— START Available records —
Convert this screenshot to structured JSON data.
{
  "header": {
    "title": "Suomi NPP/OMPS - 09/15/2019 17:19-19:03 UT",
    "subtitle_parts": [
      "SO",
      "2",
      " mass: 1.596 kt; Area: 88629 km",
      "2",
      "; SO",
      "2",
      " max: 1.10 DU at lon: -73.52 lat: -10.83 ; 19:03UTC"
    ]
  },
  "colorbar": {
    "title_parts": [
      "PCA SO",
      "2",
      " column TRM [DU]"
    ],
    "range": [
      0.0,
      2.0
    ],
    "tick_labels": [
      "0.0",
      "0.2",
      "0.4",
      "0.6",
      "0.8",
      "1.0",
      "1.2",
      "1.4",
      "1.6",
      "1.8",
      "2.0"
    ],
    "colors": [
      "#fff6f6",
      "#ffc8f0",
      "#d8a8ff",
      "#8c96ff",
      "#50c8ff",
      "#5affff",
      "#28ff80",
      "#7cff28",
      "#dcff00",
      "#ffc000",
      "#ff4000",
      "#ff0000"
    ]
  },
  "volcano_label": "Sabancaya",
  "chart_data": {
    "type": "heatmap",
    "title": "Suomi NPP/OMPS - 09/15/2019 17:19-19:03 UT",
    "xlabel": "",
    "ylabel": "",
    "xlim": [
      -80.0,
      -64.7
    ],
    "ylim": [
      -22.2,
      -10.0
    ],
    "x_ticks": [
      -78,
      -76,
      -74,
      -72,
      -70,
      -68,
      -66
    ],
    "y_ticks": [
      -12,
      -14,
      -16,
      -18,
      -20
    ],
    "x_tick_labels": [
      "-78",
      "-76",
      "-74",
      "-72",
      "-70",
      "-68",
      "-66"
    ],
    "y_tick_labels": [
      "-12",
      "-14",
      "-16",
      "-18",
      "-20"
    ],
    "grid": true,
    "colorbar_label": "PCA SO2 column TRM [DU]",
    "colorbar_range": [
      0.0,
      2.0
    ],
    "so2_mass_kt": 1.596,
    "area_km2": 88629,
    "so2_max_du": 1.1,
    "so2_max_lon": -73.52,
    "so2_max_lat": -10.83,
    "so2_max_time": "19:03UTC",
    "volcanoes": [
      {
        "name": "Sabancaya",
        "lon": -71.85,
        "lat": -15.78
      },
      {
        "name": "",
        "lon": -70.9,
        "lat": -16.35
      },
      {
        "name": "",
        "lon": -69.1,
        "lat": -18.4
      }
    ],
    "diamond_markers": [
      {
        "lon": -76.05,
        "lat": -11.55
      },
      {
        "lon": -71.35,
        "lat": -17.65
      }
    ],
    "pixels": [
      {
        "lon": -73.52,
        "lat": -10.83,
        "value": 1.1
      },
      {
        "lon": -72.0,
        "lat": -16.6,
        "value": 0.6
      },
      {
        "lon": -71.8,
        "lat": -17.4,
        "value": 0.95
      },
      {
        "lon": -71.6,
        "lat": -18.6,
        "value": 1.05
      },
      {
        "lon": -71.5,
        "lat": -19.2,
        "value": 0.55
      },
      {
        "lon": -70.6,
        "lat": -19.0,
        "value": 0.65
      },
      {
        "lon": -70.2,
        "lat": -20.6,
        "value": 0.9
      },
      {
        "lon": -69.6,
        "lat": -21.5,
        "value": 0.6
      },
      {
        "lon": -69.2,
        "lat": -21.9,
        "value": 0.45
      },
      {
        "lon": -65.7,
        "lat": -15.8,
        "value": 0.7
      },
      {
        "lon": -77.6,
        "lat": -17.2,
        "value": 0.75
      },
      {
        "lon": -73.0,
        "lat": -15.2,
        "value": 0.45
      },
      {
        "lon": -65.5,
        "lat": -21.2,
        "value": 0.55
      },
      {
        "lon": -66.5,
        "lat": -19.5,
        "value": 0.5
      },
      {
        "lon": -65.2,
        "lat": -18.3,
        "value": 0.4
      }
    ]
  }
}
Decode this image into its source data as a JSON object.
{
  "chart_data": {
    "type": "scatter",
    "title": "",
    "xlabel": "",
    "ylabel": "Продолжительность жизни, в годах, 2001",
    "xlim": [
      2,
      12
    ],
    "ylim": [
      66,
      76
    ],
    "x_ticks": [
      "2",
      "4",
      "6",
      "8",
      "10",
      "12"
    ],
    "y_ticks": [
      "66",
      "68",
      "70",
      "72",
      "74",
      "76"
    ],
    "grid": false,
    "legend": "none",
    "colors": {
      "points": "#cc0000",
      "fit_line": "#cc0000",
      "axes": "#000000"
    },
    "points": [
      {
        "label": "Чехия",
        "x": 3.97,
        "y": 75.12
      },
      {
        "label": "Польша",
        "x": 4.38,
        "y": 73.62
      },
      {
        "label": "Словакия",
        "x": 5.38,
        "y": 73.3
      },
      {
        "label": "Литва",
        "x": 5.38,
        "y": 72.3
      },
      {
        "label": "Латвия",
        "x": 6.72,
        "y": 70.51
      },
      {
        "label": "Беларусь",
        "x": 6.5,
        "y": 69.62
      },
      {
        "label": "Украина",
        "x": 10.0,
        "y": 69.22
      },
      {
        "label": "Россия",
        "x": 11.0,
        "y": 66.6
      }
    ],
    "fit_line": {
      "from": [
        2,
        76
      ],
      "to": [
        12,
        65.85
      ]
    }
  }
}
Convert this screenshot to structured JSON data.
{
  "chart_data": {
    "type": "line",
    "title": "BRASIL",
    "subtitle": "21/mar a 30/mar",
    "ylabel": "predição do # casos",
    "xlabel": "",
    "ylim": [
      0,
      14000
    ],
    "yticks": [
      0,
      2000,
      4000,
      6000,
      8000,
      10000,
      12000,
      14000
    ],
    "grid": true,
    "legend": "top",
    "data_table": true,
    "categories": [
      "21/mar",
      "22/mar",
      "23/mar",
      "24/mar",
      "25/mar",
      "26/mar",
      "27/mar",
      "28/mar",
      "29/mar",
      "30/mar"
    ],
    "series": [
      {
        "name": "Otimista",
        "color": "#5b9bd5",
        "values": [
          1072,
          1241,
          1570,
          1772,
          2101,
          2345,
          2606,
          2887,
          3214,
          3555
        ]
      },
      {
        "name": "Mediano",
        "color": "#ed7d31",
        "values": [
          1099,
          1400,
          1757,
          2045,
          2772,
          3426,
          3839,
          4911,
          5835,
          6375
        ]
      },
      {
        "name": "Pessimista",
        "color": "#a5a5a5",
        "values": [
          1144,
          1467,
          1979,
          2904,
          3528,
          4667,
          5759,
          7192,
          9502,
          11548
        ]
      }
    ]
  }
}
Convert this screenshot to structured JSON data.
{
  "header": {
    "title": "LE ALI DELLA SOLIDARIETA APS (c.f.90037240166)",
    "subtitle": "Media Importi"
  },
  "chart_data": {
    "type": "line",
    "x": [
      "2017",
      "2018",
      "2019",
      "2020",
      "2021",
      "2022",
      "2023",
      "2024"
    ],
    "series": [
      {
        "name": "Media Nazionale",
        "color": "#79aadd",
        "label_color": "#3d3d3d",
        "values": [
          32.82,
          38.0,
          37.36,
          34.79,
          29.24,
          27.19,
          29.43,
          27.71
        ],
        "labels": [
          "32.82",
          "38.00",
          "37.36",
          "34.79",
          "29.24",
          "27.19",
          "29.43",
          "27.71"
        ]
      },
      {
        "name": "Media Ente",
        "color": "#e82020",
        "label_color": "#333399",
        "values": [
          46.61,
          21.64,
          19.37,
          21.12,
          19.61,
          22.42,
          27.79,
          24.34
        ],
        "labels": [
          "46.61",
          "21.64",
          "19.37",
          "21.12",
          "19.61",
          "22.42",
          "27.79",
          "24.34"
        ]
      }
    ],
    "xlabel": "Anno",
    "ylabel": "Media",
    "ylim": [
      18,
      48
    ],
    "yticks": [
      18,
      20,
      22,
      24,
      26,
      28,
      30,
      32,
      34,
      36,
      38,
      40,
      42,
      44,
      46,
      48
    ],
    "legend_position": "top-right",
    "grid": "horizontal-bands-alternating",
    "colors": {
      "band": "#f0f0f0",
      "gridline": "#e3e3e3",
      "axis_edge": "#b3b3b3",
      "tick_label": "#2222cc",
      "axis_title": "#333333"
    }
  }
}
— END Available records —
- **The request**
Copy out each line of the material that holds the word "type".

- **Result below**
    "type": "heatmap",
    "type": "scatter",
    "type": "line",
    "type": "line",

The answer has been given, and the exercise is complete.